All the vulnerabilities presented in this blog post (#1, #2, #3, #4, #5, #6, #7) were reported to Apple and subsequently fixed in iOS 11. For an analysis of other affected devices in the Apple ecosystem, see the corresponding security bulletins.

Hardware Isolation

PCIe DMA


Broadcom’s Wi-Fi chips are present in a wide range of platforms; including mobile phones, IOT devices and Wi-Fi routers. To accommodate for this variance, each chip must be sufficiently configurable, supporting several different interfaces for vendors wishing to integrate the chip into their platform. Indeed, Cypress’s data sheets include a wide range of supported interfaces, including PCIe, SDIO and USB.
While choosing the interface with which to integrate the chip may seem inconsequential, it could have far ranging security implications. Each interface comes with different security guarantees, affecting the degree to which the peripheral may be “isolated” from the host. As we’ve already demonstrated how the Wi-Fi chip’s security can be subverted by remote attackers, it’s clear that providing isolation is crucial in sufficiently safeguarding the host.

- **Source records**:
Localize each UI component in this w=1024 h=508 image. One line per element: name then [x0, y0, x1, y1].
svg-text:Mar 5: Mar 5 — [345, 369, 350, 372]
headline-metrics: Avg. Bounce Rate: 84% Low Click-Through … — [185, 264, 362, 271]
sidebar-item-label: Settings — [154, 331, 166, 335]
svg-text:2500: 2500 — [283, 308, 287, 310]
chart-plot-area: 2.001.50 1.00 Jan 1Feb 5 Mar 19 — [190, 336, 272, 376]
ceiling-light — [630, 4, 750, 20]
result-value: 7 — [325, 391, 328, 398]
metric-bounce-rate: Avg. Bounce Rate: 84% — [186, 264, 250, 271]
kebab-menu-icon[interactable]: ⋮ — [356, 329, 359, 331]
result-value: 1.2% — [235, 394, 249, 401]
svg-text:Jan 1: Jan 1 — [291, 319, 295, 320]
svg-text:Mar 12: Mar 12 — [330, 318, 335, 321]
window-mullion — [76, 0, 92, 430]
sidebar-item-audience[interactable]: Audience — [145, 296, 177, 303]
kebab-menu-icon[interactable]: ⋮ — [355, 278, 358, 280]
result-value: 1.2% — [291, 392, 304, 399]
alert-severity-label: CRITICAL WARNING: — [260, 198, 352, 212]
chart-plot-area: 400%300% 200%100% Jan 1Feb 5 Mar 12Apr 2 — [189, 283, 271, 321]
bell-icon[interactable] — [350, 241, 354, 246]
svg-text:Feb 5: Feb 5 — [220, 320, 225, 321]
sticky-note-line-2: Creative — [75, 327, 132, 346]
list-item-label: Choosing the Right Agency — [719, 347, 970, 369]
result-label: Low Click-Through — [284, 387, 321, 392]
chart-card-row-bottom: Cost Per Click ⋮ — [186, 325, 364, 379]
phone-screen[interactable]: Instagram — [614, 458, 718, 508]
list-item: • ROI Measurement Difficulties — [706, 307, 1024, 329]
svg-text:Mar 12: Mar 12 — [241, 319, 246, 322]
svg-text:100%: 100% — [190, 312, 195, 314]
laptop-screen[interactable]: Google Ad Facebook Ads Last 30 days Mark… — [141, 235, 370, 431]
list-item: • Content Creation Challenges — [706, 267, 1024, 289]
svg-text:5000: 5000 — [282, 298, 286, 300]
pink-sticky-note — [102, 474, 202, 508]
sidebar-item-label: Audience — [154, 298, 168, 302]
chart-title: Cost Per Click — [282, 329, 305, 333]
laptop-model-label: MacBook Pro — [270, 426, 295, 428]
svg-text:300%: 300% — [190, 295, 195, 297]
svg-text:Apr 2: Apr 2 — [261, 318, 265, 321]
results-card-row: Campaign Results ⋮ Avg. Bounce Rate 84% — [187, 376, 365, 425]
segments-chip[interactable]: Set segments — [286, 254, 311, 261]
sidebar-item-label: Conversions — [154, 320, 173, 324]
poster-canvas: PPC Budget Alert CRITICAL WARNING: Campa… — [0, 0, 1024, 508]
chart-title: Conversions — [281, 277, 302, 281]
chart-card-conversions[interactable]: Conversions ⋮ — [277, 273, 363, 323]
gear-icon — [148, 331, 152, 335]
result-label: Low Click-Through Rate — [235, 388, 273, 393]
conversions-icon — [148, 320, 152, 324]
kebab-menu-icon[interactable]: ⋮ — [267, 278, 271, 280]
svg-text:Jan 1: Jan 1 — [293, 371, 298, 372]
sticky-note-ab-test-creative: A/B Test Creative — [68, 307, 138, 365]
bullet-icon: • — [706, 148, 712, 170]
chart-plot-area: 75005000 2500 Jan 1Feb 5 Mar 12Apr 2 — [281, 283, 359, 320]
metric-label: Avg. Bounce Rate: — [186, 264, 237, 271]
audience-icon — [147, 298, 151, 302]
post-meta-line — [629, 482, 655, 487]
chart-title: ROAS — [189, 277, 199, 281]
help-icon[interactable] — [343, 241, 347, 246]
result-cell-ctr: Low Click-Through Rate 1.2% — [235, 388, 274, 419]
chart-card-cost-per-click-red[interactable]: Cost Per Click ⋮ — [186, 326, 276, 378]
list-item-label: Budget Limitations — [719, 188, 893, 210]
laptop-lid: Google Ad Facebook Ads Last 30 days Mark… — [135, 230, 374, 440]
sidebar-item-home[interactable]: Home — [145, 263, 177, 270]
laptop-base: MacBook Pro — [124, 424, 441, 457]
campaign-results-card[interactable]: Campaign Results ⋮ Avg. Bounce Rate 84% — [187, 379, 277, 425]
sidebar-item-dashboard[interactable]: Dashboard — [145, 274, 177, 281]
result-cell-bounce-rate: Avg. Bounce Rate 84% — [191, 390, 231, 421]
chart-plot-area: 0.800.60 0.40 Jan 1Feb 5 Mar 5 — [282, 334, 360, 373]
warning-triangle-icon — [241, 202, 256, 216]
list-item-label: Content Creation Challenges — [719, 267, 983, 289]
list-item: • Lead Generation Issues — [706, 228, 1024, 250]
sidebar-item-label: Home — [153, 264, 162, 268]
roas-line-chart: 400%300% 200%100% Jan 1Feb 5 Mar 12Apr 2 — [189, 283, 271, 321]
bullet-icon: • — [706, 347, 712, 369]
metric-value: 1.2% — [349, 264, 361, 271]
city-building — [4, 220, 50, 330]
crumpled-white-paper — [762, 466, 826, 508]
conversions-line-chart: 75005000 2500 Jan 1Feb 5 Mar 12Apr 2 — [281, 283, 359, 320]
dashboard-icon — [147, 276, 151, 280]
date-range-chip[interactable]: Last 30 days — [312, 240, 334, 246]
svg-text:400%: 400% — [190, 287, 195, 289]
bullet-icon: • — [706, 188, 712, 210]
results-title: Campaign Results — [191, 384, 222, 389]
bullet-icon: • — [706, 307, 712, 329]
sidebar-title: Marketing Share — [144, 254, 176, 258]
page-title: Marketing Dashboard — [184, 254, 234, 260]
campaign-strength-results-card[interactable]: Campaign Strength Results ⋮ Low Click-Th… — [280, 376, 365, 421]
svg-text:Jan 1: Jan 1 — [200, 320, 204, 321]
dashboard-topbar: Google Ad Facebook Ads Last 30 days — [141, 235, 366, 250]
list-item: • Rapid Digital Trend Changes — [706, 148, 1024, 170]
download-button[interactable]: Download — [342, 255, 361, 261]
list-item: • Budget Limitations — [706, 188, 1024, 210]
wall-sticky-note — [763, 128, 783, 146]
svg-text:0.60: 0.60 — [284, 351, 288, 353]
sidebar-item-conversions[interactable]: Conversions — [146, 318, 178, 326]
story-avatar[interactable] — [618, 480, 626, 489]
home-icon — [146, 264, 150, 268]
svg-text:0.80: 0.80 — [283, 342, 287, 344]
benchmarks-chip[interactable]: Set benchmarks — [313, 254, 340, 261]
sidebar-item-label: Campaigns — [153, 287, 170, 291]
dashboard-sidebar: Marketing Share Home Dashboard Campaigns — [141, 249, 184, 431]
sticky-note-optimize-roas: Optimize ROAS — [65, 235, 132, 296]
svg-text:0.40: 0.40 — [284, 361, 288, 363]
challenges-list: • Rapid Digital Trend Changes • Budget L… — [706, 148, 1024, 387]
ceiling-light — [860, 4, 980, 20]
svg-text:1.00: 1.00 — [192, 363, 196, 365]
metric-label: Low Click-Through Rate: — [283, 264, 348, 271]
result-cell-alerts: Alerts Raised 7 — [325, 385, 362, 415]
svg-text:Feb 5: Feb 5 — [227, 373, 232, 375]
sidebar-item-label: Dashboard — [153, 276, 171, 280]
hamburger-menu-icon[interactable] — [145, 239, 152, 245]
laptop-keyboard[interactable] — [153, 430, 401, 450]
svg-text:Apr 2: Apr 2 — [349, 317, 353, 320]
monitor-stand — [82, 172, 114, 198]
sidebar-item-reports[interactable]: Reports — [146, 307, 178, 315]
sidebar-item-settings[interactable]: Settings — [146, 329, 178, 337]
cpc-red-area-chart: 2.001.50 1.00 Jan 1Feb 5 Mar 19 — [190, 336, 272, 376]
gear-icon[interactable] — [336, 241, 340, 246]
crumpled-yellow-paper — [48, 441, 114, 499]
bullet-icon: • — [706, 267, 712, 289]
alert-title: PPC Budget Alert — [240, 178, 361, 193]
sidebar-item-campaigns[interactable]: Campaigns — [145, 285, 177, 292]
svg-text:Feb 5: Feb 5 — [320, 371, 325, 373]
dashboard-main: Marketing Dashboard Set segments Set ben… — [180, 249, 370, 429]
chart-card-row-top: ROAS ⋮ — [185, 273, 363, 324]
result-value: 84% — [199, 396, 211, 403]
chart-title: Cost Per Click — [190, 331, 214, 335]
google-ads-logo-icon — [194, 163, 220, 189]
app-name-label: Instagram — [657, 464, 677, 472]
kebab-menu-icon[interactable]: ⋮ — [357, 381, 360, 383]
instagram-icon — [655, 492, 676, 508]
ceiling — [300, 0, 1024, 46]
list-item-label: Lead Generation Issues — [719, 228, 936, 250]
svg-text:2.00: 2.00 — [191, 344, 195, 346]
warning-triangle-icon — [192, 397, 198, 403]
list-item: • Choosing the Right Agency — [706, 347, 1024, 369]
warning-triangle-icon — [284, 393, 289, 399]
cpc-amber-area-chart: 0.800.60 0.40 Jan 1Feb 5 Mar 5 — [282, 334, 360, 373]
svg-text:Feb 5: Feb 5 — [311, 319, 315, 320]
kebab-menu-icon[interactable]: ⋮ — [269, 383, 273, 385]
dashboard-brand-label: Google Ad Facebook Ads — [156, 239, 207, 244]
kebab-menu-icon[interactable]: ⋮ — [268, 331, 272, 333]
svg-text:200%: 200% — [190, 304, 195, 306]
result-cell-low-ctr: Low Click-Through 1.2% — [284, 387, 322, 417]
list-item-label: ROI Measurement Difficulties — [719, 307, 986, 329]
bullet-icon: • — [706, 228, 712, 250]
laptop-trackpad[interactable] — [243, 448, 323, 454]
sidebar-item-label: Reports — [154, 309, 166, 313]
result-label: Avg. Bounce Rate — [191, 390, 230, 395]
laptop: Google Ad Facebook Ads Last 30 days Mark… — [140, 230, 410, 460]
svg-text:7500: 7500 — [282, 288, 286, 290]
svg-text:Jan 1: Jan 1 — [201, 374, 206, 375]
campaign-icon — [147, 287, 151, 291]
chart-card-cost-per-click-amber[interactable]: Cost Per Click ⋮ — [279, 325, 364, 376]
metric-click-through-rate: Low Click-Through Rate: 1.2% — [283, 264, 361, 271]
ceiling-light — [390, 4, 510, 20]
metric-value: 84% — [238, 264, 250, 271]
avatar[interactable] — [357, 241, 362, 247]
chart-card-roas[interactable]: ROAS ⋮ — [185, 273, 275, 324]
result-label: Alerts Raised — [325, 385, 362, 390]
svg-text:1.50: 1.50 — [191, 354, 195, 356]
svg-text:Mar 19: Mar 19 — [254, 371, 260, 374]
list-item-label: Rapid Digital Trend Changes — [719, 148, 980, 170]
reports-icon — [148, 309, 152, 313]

- **What is expected**:
Rewrite the text on Wi-Fi chip isolation, starting at "All the vulnerabilities" and ending at "SDIO and USB.", and substitute "connection types" for "interfaces" throughout. The items have no connection to the text on Wi-Fi chip isolation.

- **Result**:
All the vulnerabilities presented in this blog post (#1, #2, #3, #4, #5, #6, #7) were reported to Apple and subsequently fixed in iOS 11. For an analysis of other affected devices in the Apple ecosystem, see the corresponding security bulletins.

Hardware Isolation

PCIe DMA


Broadcom’s Wi-Fi chips are present in a wide range of platforms; including mobile phones, IOT devices and Wi-Fi routers. To accommodate for this variance, each chip must be sufficiently configurable, supporting several different connection types for vendors wishing to integrate the chip into their platform. Indeed, Cypress’s data sheets include a wide range of supported connection types, including PCIe, SDIO and USB.